— Given task —
Each record that follows should be repeated exactly, minus any images.
>> Start Records for this task
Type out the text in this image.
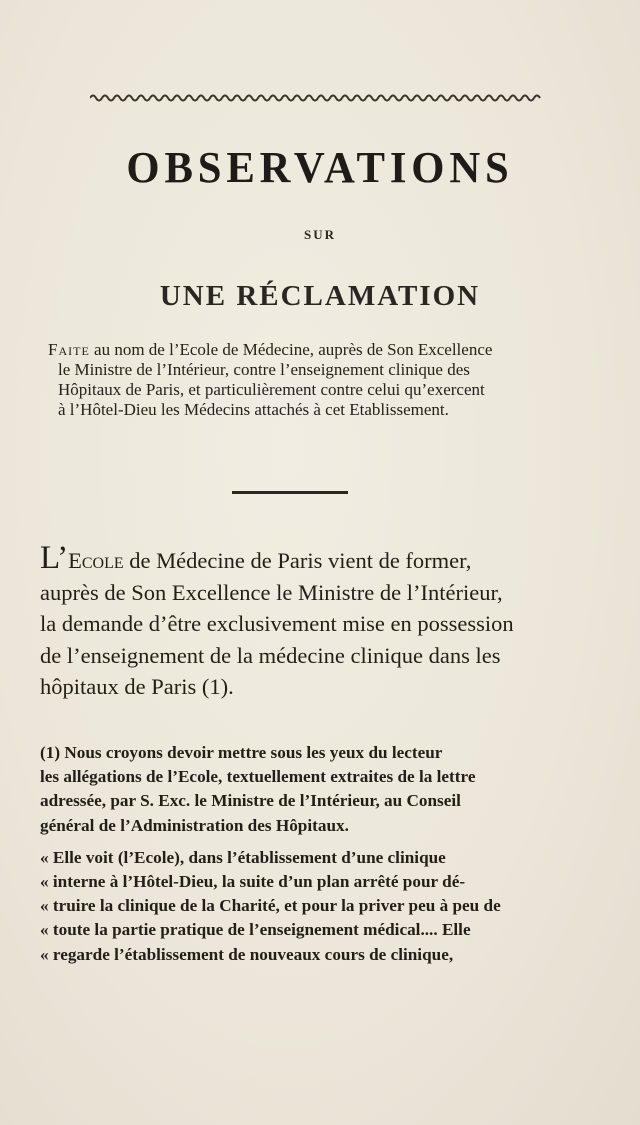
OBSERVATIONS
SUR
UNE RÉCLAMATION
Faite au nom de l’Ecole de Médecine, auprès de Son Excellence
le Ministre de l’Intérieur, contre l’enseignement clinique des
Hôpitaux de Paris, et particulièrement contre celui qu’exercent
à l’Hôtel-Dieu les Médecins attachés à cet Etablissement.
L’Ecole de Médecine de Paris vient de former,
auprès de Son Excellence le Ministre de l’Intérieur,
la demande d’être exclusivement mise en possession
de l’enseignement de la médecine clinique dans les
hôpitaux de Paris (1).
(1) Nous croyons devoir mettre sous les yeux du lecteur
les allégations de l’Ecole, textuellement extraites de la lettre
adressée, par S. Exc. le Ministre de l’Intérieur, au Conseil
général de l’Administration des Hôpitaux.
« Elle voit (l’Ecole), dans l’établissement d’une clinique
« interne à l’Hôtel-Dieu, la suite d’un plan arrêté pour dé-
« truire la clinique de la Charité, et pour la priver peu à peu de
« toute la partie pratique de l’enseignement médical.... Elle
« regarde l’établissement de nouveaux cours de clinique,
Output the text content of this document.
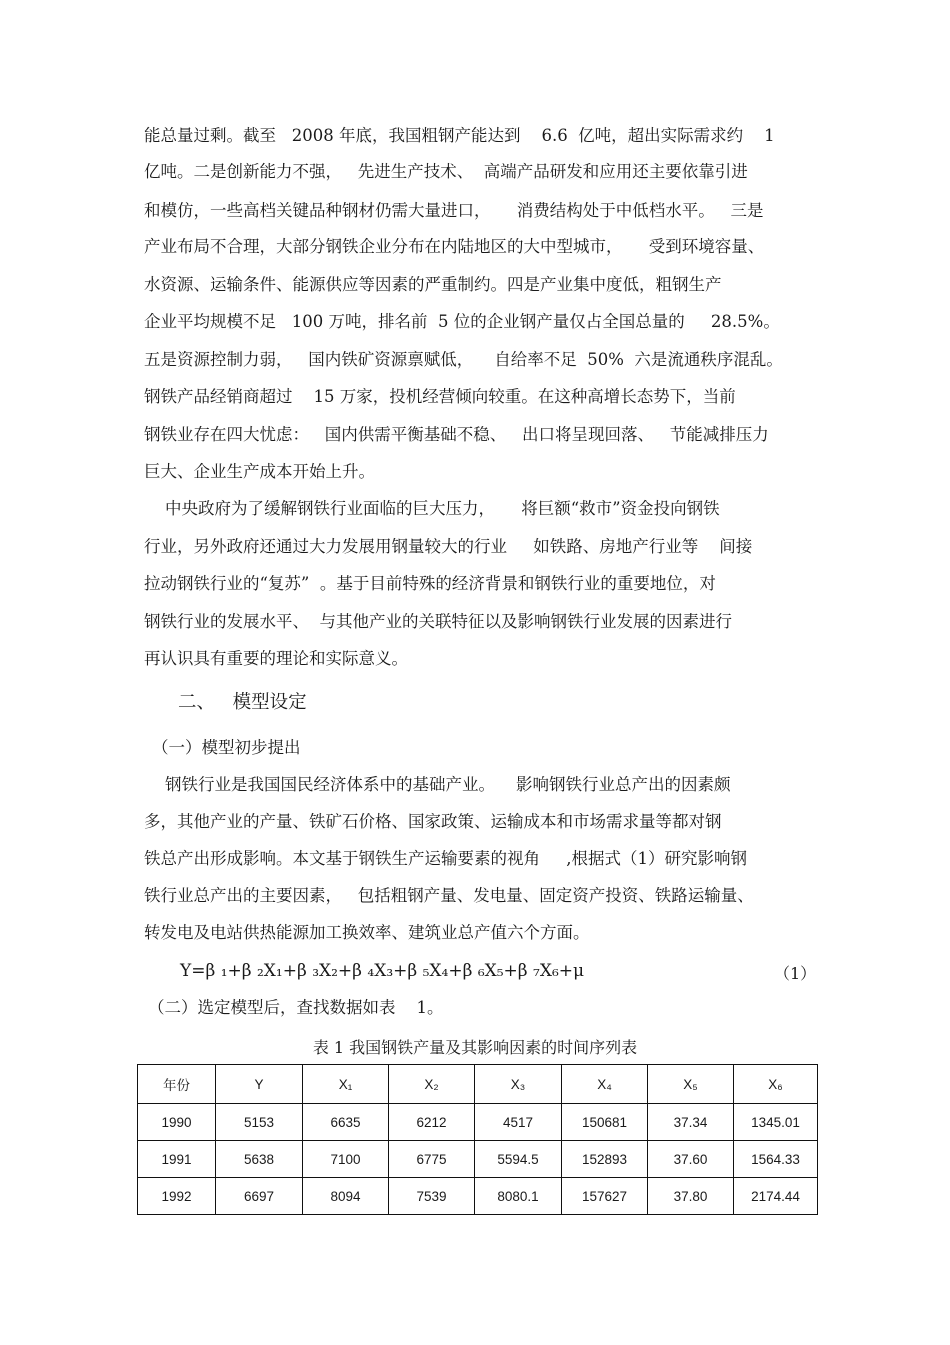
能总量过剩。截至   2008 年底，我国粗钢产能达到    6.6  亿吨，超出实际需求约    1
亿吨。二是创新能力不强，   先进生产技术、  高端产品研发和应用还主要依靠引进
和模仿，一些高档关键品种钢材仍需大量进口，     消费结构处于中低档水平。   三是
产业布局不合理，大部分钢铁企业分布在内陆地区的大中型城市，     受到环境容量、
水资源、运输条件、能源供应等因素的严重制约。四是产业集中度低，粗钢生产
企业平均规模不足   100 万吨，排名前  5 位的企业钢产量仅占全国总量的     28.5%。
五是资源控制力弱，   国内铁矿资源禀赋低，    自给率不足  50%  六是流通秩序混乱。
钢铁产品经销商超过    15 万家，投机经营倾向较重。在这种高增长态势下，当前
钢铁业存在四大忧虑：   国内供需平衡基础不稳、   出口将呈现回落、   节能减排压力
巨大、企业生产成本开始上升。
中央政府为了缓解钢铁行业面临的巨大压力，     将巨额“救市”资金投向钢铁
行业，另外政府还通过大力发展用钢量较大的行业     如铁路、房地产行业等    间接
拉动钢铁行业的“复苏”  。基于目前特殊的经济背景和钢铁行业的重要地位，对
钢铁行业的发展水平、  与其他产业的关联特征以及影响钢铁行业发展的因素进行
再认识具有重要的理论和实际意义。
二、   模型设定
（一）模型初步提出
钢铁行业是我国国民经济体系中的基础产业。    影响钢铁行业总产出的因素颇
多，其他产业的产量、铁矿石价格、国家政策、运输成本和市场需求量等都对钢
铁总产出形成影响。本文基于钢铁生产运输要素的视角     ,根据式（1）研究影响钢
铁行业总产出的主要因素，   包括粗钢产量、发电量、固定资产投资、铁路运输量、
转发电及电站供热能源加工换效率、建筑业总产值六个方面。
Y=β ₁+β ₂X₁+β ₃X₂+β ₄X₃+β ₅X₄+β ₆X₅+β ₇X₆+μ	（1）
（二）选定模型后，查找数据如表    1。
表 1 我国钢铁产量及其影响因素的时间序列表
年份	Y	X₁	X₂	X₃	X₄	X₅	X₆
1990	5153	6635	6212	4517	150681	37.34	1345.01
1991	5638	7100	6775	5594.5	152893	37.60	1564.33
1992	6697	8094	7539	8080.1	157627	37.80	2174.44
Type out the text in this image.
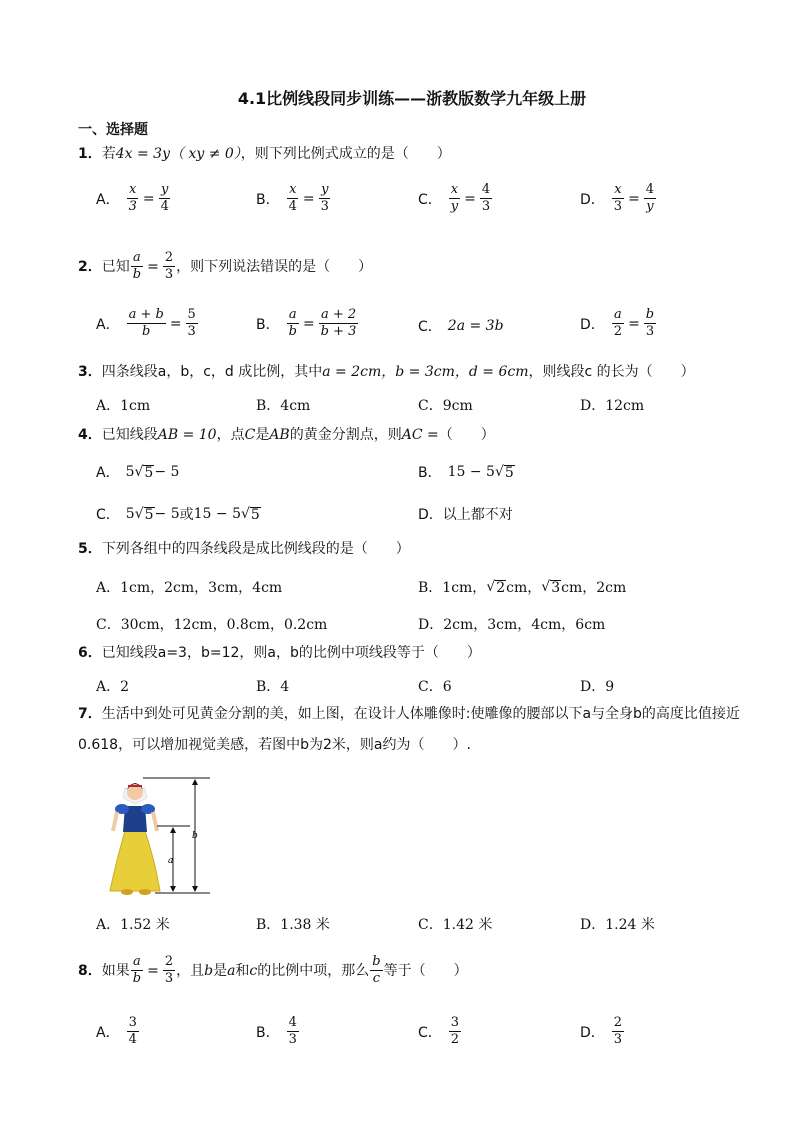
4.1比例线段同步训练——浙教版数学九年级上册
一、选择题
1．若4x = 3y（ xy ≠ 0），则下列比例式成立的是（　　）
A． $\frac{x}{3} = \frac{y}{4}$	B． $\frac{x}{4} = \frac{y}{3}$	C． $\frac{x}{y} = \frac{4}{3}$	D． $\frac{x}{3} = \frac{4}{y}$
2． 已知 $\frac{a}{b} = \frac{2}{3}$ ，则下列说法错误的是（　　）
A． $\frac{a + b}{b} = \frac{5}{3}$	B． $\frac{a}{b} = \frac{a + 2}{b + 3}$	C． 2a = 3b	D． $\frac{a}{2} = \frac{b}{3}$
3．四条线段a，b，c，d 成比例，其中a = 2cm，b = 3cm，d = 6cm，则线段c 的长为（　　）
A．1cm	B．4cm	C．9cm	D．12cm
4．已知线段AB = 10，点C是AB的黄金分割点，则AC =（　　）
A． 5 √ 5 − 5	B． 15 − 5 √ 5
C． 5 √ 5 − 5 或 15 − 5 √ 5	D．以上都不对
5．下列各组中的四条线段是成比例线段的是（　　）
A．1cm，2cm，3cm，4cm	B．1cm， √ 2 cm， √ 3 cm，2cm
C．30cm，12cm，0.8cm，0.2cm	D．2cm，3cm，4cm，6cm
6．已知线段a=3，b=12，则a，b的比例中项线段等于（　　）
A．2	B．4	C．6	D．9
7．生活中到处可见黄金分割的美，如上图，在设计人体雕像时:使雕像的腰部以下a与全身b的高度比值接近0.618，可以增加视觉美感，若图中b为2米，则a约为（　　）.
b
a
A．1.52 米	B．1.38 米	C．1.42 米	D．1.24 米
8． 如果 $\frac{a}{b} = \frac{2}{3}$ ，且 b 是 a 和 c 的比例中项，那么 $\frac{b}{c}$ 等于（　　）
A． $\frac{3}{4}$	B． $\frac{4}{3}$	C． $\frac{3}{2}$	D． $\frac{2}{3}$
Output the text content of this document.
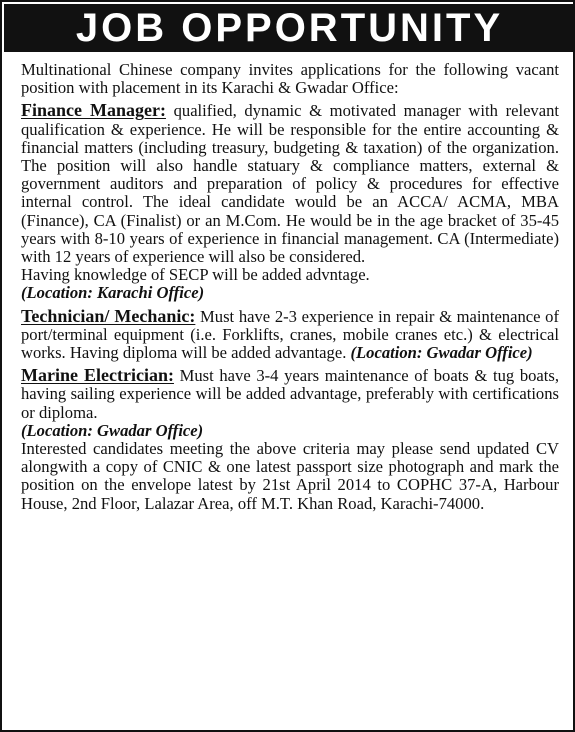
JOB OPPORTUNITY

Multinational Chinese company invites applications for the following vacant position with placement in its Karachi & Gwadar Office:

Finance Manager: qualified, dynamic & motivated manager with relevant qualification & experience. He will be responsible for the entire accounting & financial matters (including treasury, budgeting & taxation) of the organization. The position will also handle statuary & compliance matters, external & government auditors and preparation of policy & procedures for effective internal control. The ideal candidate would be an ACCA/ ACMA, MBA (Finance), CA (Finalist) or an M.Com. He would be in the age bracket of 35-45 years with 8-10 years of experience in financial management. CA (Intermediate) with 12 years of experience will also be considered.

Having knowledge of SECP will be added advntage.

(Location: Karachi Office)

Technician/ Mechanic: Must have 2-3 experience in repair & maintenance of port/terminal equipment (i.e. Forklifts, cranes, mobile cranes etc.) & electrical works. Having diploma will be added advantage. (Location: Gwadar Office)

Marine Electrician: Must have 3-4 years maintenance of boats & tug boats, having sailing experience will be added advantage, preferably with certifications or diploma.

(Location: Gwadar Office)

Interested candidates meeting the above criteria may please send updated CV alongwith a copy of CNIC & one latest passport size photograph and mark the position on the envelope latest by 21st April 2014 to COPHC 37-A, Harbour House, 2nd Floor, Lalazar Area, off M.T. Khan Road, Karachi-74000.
>> End Records for this task
— Solution below —
Type out the text in this image.
OBSERVATIONS
SUR
UNE RÉCLAMATION
Faite au nom de l’Ecole de Médecine, auprès de Son Excellence
le Ministre de l’Intérieur, contre l’enseignement clinique des
Hôpitaux de Paris, et particulièrement contre celui qu’exercent
à l’Hôtel-Dieu les Médecins attachés à cet Etablissement.
L’Ecole de Médecine de Paris vient de former,
auprès de Son Excellence le Ministre de l’Intérieur,
la demande d’être exclusivement mise en possession
de l’enseignement de la médecine clinique dans les
hôpitaux de Paris (1).
(1) Nous croyons devoir mettre sous les yeux du lecteur
les allégations de l’Ecole, textuellement extraites de la lettre
adressée, par S. Exc. le Ministre de l’Intérieur, au Conseil
général de l’Administration des Hôpitaux.
« Elle voit (l’Ecole), dans l’établissement d’une clinique
« interne à l’Hôtel-Dieu, la suite d’un plan arrêté pour dé-
« truire la clinique de la Charité, et pour la priver peu à peu de
« toute la partie pratique de l’enseignement médical.... Elle
« regarde l’établissement de nouveaux cours de clinique,
Output the text content of this document.
能总量过剩。截至   2008 年底，我国粗钢产能达到    6.6  亿吨，超出实际需求约    1
亿吨。二是创新能力不强，   先进生产技术、  高端产品研发和应用还主要依靠引进
和模仿，一些高档关键品种钢材仍需大量进口，     消费结构处于中低档水平。   三是
产业布局不合理，大部分钢铁企业分布在内陆地区的大中型城市，     受到环境容量、
水资源、运输条件、能源供应等因素的严重制约。四是产业集中度低，粗钢生产
企业平均规模不足   100 万吨，排名前  5 位的企业钢产量仅占全国总量的     28.5%。
五是资源控制力弱，   国内铁矿资源禀赋低，    自给率不足  50%  六是流通秩序混乱。
钢铁产品经销商超过    15 万家，投机经营倾向较重。在这种高增长态势下，当前
钢铁业存在四大忧虑：   国内供需平衡基础不稳、   出口将呈现回落、   节能减排压力
巨大、企业生产成本开始上升。
中央政府为了缓解钢铁行业面临的巨大压力，     将巨额“救市”资金投向钢铁
行业，另外政府还通过大力发展用钢量较大的行业     如铁路、房地产行业等    间接
拉动钢铁行业的“复苏”  。基于目前特殊的经济背景和钢铁行业的重要地位，对
钢铁行业的发展水平、  与其他产业的关联特征以及影响钢铁行业发展的因素进行
再认识具有重要的理论和实际意义。
二、   模型设定
（一）模型初步提出
钢铁行业是我国国民经济体系中的基础产业。    影响钢铁行业总产出的因素颇
多，其他产业的产量、铁矿石价格、国家政策、运输成本和市场需求量等都对钢
铁总产出形成影响。本文基于钢铁生产运输要素的视角     ,根据式（1）研究影响钢
铁行业总产出的主要因素，   包括粗钢产量、发电量、固定资产投资、铁路运输量、
转发电及电站供热能源加工换效率、建筑业总产值六个方面。
Y=β ₁+β ₂X₁+β ₃X₂+β ₄X₃+β ₅X₄+β ₆X₅+β ₇X₆+μ	（1）
（二）选定模型后，查找数据如表    1。
表 1 我国钢铁产量及其影响因素的时间序列表
年份	Y	X₁	X₂	X₃	X₄	X₅	X₆
1990	5153	6635	6212	4517	150681	37.34	1345.01
1991	5638	7100	6775	5594.5	152893	37.60	1564.33
1992	6697	8094	7539	8080.1	157627	37.80	2174.44
Type out the text in this image.
4.1比例线段同步训练——浙教版数学九年级上册
一、选择题
1．若4x = 3y（ xy ≠ 0），则下列比例式成立的是（　　）
A． $\frac{x}{3} = \frac{y}{4}$	B． $\frac{x}{4} = \frac{y}{3}$	C． $\frac{x}{y} = \frac{4}{3}$	D． $\frac{x}{3} = \frac{4}{y}$
2． 已知 $\frac{a}{b} = \frac{2}{3}$ ，则下列说法错误的是（　　）
A． $\frac{a + b}{b} = \frac{5}{3}$	B． $\frac{a}{b} = \frac{a + 2}{b + 3}$	C． 2a = 3b	D． $\frac{a}{2} = \frac{b}{3}$
3．四条线段a，b，c，d 成比例，其中a = 2cm，b = 3cm，d = 6cm，则线段c 的长为（　　）
A．1cm	B．4cm	C．9cm	D．12cm
4．已知线段AB = 10，点C是AB的黄金分割点，则AC =（　　）
A． 5 √ 5 − 5	B． 15 − 5 √ 5
C． 5 √ 5 − 5 或 15 − 5 √ 5	D．以上都不对
5．下列各组中的四条线段是成比例线段的是（　　）
A．1cm，2cm，3cm，4cm	B．1cm， √ 2 cm， √ 3 cm，2cm
C．30cm，12cm，0.8cm，0.2cm	D．2cm，3cm，4cm，6cm
6．已知线段a=3，b=12，则a，b的比例中项线段等于（　　）
A．2	B．4	C．6	D．9
7．生活中到处可见黄金分割的美，如上图，在设计人体雕像时:使雕像的腰部以下a与全身b的高度比值接近0.618，可以增加视觉美感，若图中b为2米，则a约为（　　）.
b
a
A．1.52 米	B．1.38 米	C．1.42 米	D．1.24 米
8． 如果 $\frac{a}{b} = \frac{2}{3}$ ，且 b 是 a 和 c 的比例中项，那么 $\frac{b}{c}$ 等于（　　）
A． $\frac{3}{4}$	B． $\frac{4}{3}$	C． $\frac{3}{2}$	D． $\frac{2}{3}$
Output the text content of this document.
JOB OPPORTUNITY

Multinational Chinese company invites applications for the following vacant position with placement in its Karachi & Gwadar Office:

Finance Manager: qualified, dynamic & motivated manager with relevant qualification & experience. He will be responsible for the entire accounting & financial matters (including treasury, budgeting & taxation) of the organization. The position will also handle statuary & compliance matters, external & government auditors and preparation of policy & procedures for effective internal control. The ideal candidate would be an ACCA/ ACMA, MBA (Finance), CA (Finalist) or an M.Com. He would be in the age bracket of 35-45 years with 8-10 years of experience in financial management. CA (Intermediate) with 12 years of experience will also be considered.

Having knowledge of SECP will be added advntage.

(Location: Karachi Office)

Technician/ Mechanic: Must have 2-3 experience in repair & maintenance of port/terminal equipment (i.e. Forklifts, cranes, mobile cranes etc.) & electrical works. Having diploma will be added advantage. (Location: Gwadar Office)

Marine Electrician: Must have 3-4 years maintenance of boats & tug boats, having sailing experience will be added advantage, preferably with certifications or diploma.

(Location: Gwadar Office)

Interested candidates meeting the above criteria may please send updated CV alongwith a copy of CNIC & one latest passport size photograph and mark the position on the envelope latest by 21st April 2014 to COPHC 37-A, Harbour House, 2nd Floor, Lalazar Area, off M.T. Khan Road, Karachi-74000.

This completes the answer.